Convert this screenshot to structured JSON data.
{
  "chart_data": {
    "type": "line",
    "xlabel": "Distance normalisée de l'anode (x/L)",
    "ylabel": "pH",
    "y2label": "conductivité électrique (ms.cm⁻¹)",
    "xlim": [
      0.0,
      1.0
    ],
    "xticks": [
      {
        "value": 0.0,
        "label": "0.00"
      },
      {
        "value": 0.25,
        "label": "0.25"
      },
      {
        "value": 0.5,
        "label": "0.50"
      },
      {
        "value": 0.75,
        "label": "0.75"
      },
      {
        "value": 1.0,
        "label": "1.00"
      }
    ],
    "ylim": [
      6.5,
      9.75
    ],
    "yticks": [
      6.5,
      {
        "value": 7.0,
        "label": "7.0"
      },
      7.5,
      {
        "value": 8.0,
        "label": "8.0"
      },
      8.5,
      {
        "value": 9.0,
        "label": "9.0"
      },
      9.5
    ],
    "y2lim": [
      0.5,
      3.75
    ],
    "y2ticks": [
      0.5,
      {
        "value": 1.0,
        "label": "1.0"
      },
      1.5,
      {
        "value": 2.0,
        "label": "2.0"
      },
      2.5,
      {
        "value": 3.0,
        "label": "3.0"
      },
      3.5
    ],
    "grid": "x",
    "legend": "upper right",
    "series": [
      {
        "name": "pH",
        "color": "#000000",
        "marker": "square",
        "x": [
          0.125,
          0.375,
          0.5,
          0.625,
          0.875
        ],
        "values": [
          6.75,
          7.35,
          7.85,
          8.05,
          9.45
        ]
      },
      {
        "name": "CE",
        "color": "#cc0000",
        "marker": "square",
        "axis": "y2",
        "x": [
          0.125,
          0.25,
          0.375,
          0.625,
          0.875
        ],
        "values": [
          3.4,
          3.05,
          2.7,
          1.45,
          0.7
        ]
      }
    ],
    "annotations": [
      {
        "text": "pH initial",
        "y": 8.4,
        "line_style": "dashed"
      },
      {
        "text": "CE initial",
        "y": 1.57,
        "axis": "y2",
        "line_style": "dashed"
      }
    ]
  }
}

------------------------------------

Reproduce the data in full, exactly as presented.

Convert this screenshot to structured JSON data.
{
  "chart_data": {
    "type": "line",
    "xlabel": "Distance normalisée de l'anode (x/L)",
    "ylabel": "pH",
    "y2label": "conductivité électrique (ms.cm⁻¹)",
    "xlim": [
      0.0,
      1.0
    ],
    "xticks": [
      {
        "value": 0.0,
        "label": "0.00"
      },
      {
        "value": 0.25,
        "label": "0.25"
      },
      {
        "value": 0.5,
        "label": "0.50"
      },
      {
        "value": 0.75,
        "label": "0.75"
      },
      {
        "value": 1.0,
        "label": "1.00"
      }
    ],
    "ylim": [
      6.5,
      9.75
    ],
    "yticks": [
      6.5,
      {
        "value": 7.0,
        "label": "7.0"
      },
      7.5,
      {
        "value": 8.0,
        "label": "8.0"
      },
      8.5,
      {
        "value": 9.0,
        "label": "9.0"
      },
      9.5
    ],
    "y2lim": [
      0.5,
      3.75
    ],
    "y2ticks": [
      0.5,
      {
        "value": 1.0,
        "label": "1.0"
      },
      1.5,
      {
        "value": 2.0,
        "label": "2.0"
      },
      2.5,
      {
        "value": 3.0,
        "label": "3.0"
      },
      3.5
    ],
    "grid": "x",
    "legend": "upper right",
    "series": [
      {
        "name": "pH",
        "color": "#000000",
        "marker": "square",
        "x": [
          0.125,
          0.375,
          0.5,
          0.625,
          0.875
        ],
        "values": [
          6.75,
          7.35,
          7.85,
          8.05,
          9.45
        ]
      },
      {
        "name": "CE",
        "color": "#cc0000",
        "marker": "square",
        "axis": "y2",
        "x": [
          0.125,
          0.25,
          0.375,
          0.625,
          0.875
        ],
        "values": [
          3.4,
          3.05,
          2.7,
          1.45,
          0.7
        ]
      }
    ],
    "annotations": [
      {
        "text": "pH initial",
        "y": 8.4,
        "line_style": "dashed"
      },
      {
        "text": "CE initial",
        "y": 1.57,
        "axis": "y2",
        "line_style": "dashed"
      }
    ]
  }
}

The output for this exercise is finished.